Every line of the material that follows must be printed again exactly.

= Records provided =
================================

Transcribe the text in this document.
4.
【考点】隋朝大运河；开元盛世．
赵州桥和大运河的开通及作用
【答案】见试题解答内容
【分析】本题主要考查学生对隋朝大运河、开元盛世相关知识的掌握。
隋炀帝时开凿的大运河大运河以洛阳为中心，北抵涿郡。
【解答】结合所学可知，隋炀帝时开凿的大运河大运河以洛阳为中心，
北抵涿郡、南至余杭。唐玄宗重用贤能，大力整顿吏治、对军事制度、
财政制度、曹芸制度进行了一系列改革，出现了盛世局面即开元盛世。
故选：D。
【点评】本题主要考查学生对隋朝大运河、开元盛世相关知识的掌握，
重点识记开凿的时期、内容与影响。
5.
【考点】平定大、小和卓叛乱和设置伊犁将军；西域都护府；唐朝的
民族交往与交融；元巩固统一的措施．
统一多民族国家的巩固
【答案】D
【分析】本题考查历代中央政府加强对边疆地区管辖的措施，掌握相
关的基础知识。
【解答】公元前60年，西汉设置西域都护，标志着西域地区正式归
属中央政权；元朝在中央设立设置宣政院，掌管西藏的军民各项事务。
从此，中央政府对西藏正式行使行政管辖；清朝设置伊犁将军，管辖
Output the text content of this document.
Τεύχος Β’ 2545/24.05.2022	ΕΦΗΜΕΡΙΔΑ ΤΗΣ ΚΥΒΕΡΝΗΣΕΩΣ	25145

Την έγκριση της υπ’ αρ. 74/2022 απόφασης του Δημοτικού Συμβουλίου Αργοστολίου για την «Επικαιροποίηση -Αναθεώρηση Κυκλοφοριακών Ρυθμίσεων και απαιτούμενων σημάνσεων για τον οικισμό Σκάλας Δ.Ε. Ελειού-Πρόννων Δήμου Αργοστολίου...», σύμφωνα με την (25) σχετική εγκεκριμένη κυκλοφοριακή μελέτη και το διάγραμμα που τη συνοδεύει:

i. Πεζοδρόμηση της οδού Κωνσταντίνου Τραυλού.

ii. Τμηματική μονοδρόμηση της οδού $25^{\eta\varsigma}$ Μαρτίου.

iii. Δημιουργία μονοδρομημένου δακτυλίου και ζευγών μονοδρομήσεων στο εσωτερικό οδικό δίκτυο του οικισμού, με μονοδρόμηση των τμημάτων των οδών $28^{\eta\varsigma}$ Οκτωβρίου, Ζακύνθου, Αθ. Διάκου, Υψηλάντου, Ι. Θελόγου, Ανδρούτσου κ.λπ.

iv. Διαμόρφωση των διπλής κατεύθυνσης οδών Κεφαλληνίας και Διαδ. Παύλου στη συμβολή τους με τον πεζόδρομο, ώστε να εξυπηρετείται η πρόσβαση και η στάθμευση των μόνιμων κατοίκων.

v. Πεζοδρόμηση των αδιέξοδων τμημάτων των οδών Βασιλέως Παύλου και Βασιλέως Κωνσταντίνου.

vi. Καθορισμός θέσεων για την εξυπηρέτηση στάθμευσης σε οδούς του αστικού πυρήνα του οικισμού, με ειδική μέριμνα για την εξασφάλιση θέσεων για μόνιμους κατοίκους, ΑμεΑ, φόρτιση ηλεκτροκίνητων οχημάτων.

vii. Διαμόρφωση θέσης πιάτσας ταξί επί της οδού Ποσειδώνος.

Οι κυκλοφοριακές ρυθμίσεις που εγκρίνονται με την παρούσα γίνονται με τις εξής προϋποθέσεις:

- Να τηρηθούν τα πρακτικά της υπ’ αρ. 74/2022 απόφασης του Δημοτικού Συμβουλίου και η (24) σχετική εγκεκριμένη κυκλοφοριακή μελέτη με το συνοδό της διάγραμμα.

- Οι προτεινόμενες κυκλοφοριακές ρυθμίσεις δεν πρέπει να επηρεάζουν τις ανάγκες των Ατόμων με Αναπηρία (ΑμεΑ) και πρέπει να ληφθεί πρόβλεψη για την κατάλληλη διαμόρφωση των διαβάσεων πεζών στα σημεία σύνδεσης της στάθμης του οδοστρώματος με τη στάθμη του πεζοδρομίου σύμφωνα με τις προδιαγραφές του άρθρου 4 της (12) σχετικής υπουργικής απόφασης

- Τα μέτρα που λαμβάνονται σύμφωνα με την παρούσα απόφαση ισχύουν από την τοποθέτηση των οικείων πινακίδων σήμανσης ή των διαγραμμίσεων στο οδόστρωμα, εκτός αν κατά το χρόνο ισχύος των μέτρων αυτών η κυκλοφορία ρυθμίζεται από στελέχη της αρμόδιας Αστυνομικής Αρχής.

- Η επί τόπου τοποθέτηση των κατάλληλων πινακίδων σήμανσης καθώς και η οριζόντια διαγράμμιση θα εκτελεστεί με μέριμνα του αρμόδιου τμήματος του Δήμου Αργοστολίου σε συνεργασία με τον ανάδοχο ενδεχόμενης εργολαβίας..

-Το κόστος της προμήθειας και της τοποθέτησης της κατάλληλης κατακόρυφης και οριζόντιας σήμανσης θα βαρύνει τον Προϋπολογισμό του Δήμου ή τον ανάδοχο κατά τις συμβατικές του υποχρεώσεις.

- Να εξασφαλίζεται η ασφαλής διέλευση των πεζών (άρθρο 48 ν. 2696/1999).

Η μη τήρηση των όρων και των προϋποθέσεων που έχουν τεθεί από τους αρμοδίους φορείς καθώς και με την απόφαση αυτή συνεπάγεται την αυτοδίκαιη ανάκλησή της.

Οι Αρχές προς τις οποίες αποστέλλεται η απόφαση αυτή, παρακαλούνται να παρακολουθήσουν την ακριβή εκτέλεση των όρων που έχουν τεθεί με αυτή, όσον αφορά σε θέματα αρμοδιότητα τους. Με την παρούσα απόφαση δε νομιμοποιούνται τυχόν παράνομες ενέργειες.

================================

= Output for this task =
Transcribe the text in this document.
4.
【考点】隋朝大运河；开元盛世．
赵州桥和大运河的开通及作用
【答案】见试题解答内容
【分析】本题主要考查学生对隋朝大运河、开元盛世相关知识的掌握。
隋炀帝时开凿的大运河大运河以洛阳为中心，北抵涿郡。
【解答】结合所学可知，隋炀帝时开凿的大运河大运河以洛阳为中心，
北抵涿郡、南至余杭。唐玄宗重用贤能，大力整顿吏治、对军事制度、
财政制度、曹芸制度进行了一系列改革，出现了盛世局面即开元盛世。
故选：D。
【点评】本题主要考查学生对隋朝大运河、开元盛世相关知识的掌握，
重点识记开凿的时期、内容与影响。
5.
【考点】平定大、小和卓叛乱和设置伊犁将军；西域都护府；唐朝的
民族交往与交融；元巩固统一的措施．
统一多民族国家的巩固
【答案】D
【分析】本题考查历代中央政府加强对边疆地区管辖的措施，掌握相
关的基础知识。
【解答】公元前60年，西汉设置西域都护，标志着西域地区正式归
属中央政权；元朝在中央设立设置宣政院，掌管西藏的军民各项事务。
从此，中央政府对西藏正式行使行政管辖；清朝设置伊犁将军，管辖
Output the text content of this document.
Τεύχος Β’ 2545/24.05.2022	ΕΦΗΜΕΡΙΔΑ ΤΗΣ ΚΥΒΕΡΝΗΣΕΩΣ	25145

Την έγκριση της υπ’ αρ. 74/2022 απόφασης του Δημοτικού Συμβουλίου Αργοστολίου για την «Επικαιροποίηση -Αναθεώρηση Κυκλοφοριακών Ρυθμίσεων και απαιτούμενων σημάνσεων για τον οικισμό Σκάλας Δ.Ε. Ελειού-Πρόννων Δήμου Αργοστολίου...», σύμφωνα με την (25) σχετική εγκεκριμένη κυκλοφοριακή μελέτη και το διάγραμμα που τη συνοδεύει:

i. Πεζοδρόμηση της οδού Κωνσταντίνου Τραυλού.

ii. Τμηματική μονοδρόμηση της οδού $25^{\eta\varsigma}$ Μαρτίου.

iii. Δημιουργία μονοδρομημένου δακτυλίου και ζευγών μονοδρομήσεων στο εσωτερικό οδικό δίκτυο του οικισμού, με μονοδρόμηση των τμημάτων των οδών $28^{\eta\varsigma}$ Οκτωβρίου, Ζακύνθου, Αθ. Διάκου, Υψηλάντου, Ι. Θελόγου, Ανδρούτσου κ.λπ.

iv. Διαμόρφωση των διπλής κατεύθυνσης οδών Κεφαλληνίας και Διαδ. Παύλου στη συμβολή τους με τον πεζόδρομο, ώστε να εξυπηρετείται η πρόσβαση και η στάθμευση των μόνιμων κατοίκων.

v. Πεζοδρόμηση των αδιέξοδων τμημάτων των οδών Βασιλέως Παύλου και Βασιλέως Κωνσταντίνου.

vi. Καθορισμός θέσεων για την εξυπηρέτηση στάθμευσης σε οδούς του αστικού πυρήνα του οικισμού, με ειδική μέριμνα για την εξασφάλιση θέσεων για μόνιμους κατοίκους, ΑμεΑ, φόρτιση ηλεκτροκίνητων οχημάτων.

vii. Διαμόρφωση θέσης πιάτσας ταξί επί της οδού Ποσειδώνος.

Οι κυκλοφοριακές ρυθμίσεις που εγκρίνονται με την παρούσα γίνονται με τις εξής προϋποθέσεις:

- Να τηρηθούν τα πρακτικά της υπ’ αρ. 74/2022 απόφασης του Δημοτικού Συμβουλίου και η (24) σχετική εγκεκριμένη κυκλοφοριακή μελέτη με το συνοδό της διάγραμμα.

- Οι προτεινόμενες κυκλοφοριακές ρυθμίσεις δεν πρέπει να επηρεάζουν τις ανάγκες των Ατόμων με Αναπηρία (ΑμεΑ) και πρέπει να ληφθεί πρόβλεψη για την κατάλληλη διαμόρφωση των διαβάσεων πεζών στα σημεία σύνδεσης της στάθμης του οδοστρώματος με τη στάθμη του πεζοδρομίου σύμφωνα με τις προδιαγραφές του άρθρου 4 της (12) σχετικής υπουργικής απόφασης

- Τα μέτρα που λαμβάνονται σύμφωνα με την παρούσα απόφαση ισχύουν από την τοποθέτηση των οικείων πινακίδων σήμανσης ή των διαγραμμίσεων στο οδόστρωμα, εκτός αν κατά το χρόνο ισχύος των μέτρων αυτών η κυκλοφορία ρυθμίζεται από στελέχη της αρμόδιας Αστυνομικής Αρχής.

- Η επί τόπου τοποθέτηση των κατάλληλων πινακίδων σήμανσης καθώς και η οριζόντια διαγράμμιση θα εκτελεστεί με μέριμνα του αρμόδιου τμήματος του Δήμου Αργοστολίου σε συνεργασία με τον ανάδοχο ενδεχόμενης εργολαβίας..

-Το κόστος της προμήθειας και της τοποθέτησης της κατάλληλης κατακόρυφης και οριζόντιας σήμανσης θα βαρύνει τον Προϋπολογισμό του Δήμου ή τον ανάδοχο κατά τις συμβατικές του υποχρεώσεις.

- Να εξασφαλίζεται η ασφαλής διέλευση των πεζών (άρθρο 48 ν. 2696/1999).

Η μη τήρηση των όρων και των προϋποθέσεων που έχουν τεθεί από τους αρμοδίους φορείς καθώς και με την απόφαση αυτή συνεπάγεται την αυτοδίκαιη ανάκλησή της.

Οι Αρχές προς τις οποίες αποστέλλεται η απόφαση αυτή, παρακαλούνται να παρακολουθήσουν την ακριβή εκτέλεση των όρων που έχουν τεθεί με αυτή, όσον αφορά σε θέματα αρμοδιότητα τους. Με την παρούσα απόφαση δε νομιμοποιούνται τυχόν παράνομες ενέργειες.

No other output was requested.